| Problem requirements |
Return the entries verbatim and drop every picture.

Dataset rows about figures:
[BEGIN]
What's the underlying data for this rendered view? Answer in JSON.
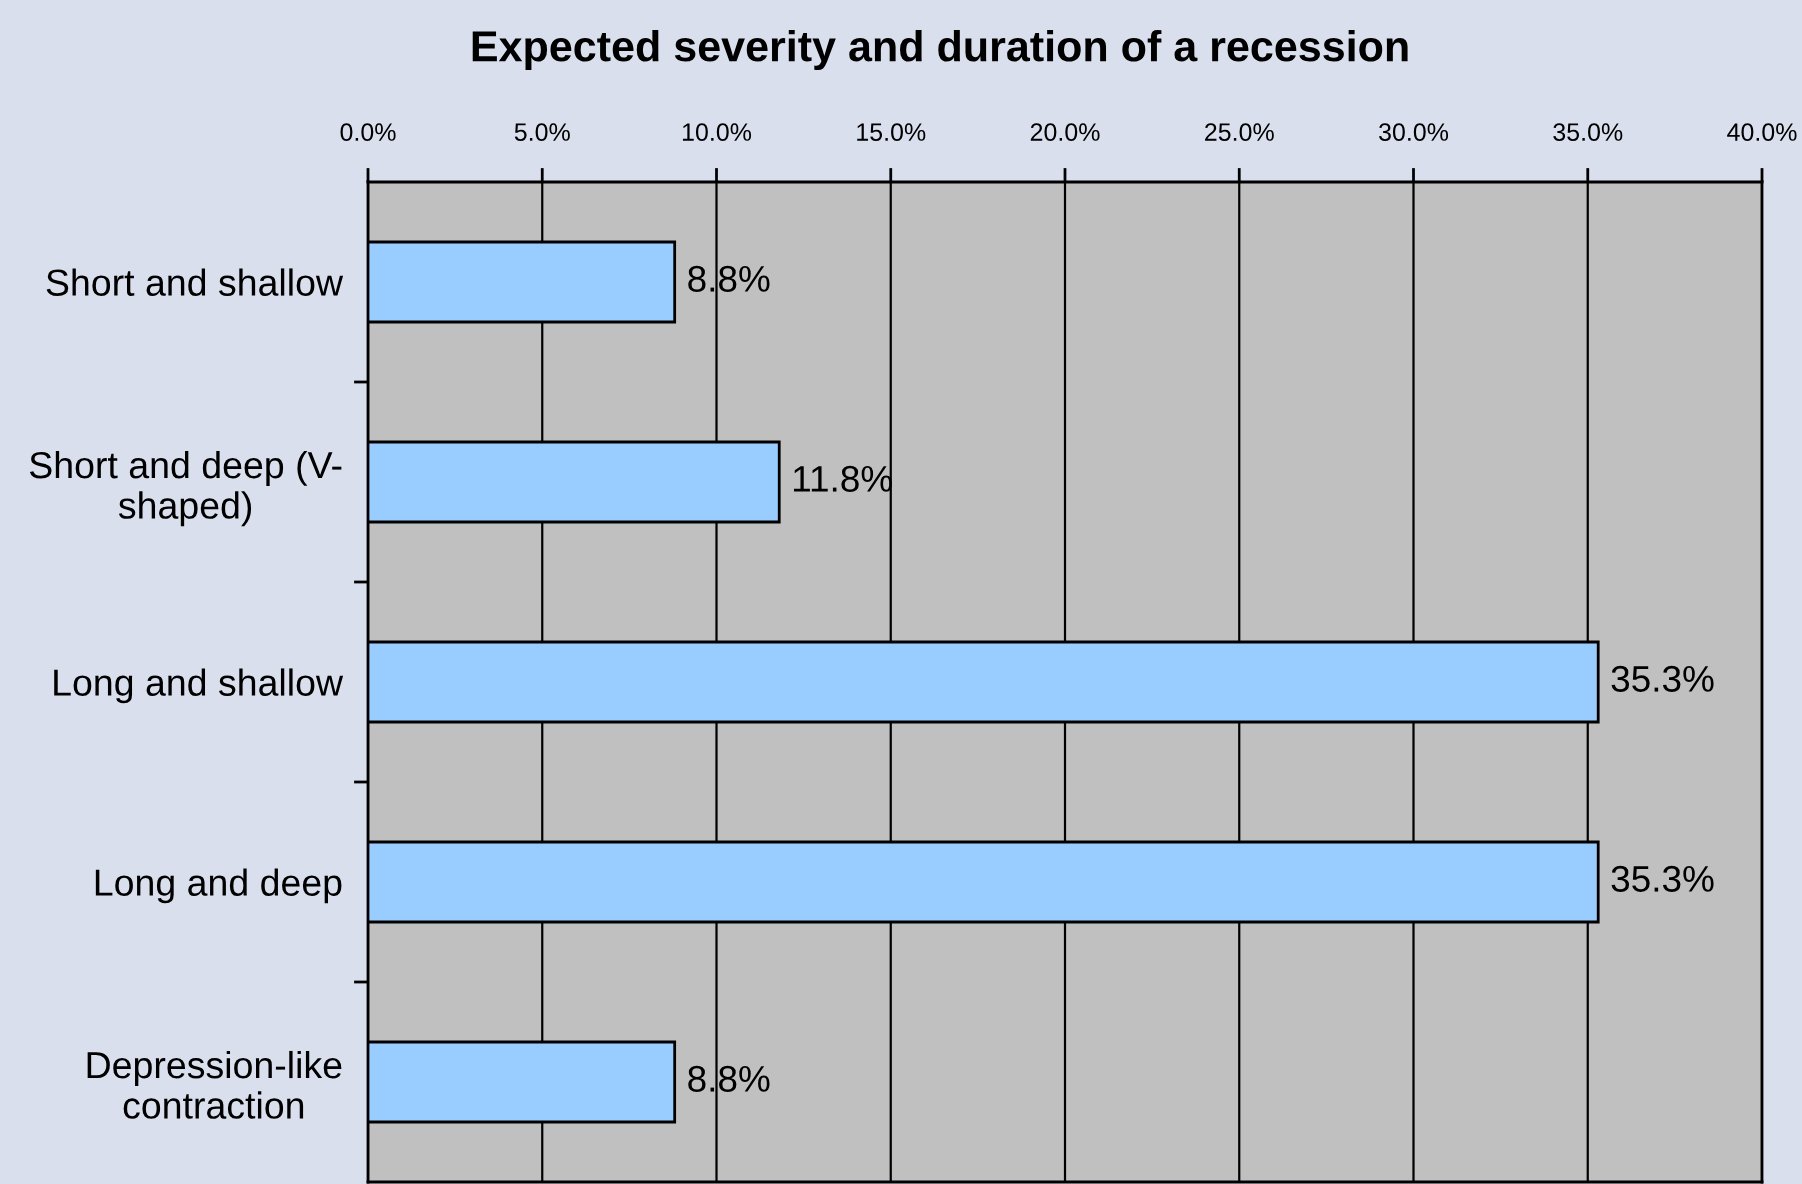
{
  "chart_data": {
    "type": "bar",
    "orientation": "horizontal",
    "title": "Expected severity and duration of a recession",
    "categories": [
      "Short and shallow",
      "Short and deep (V-\nshaped)",
      "Long and shallow",
      "Long and deep",
      "Depression-like\ncontraction"
    ],
    "values": [
      8.8,
      11.8,
      35.3,
      35.3,
      8.8
    ],
    "color": "#99ccff",
    "value_labels": [
      "8.8%",
      "11.8%",
      "35.3%",
      "35.3%",
      "8.8%"
    ],
    "xlim": [
      0,
      40
    ],
    "xticks": [
      {
        "value": 0,
        "label": "0.0%"
      },
      {
        "value": 5,
        "label": "5.0%"
      },
      {
        "value": 10,
        "label": "10.0%"
      },
      {
        "value": 15,
        "label": "15.0%"
      },
      {
        "value": 20,
        "label": "20.0%"
      },
      {
        "value": 25,
        "label": "25.0%"
      },
      {
        "value": 30,
        "label": "30.0%"
      },
      {
        "value": 35,
        "label": "35.0%"
      },
      {
        "value": 40,
        "label": "40.0%"
      }
    ],
    "grid": "x"
  }
}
[END]
| Correct output |
What's the underlying data for this rendered view? Answer in JSON.
{
  "chart_data": {
    "type": "bar",
    "orientation": "horizontal",
    "title": "Expected severity and duration of a recession",
    "categories": [
      "Short and shallow",
      "Short and deep (V-\nshaped)",
      "Long and shallow",
      "Long and deep",
      "Depression-like\ncontraction"
    ],
    "values": [
      8.8,
      11.8,
      35.3,
      35.3,
      8.8
    ],
    "color": "#99ccff",
    "value_labels": [
      "8.8%",
      "11.8%",
      "35.3%",
      "35.3%",
      "8.8%"
    ],
    "xlim": [
      0,
      40
    ],
    "xticks": [
      {
        "value": 0,
        "label": "0.0%"
      },
      {
        "value": 5,
        "label": "5.0%"
      },
      {
        "value": 10,
        "label": "10.0%"
      },
      {
        "value": 15,
        "label": "15.0%"
      },
      {
        "value": 20,
        "label": "20.0%"
      },
      {
        "value": 25,
        "label": "25.0%"
      },
      {
        "value": 30,
        "label": "30.0%"
      },
      {
        "value": 35,
        "label": "35.0%"
      },
      {
        "value": 40,
        "label": "40.0%"
      }
    ],
    "grid": "x"
  }
}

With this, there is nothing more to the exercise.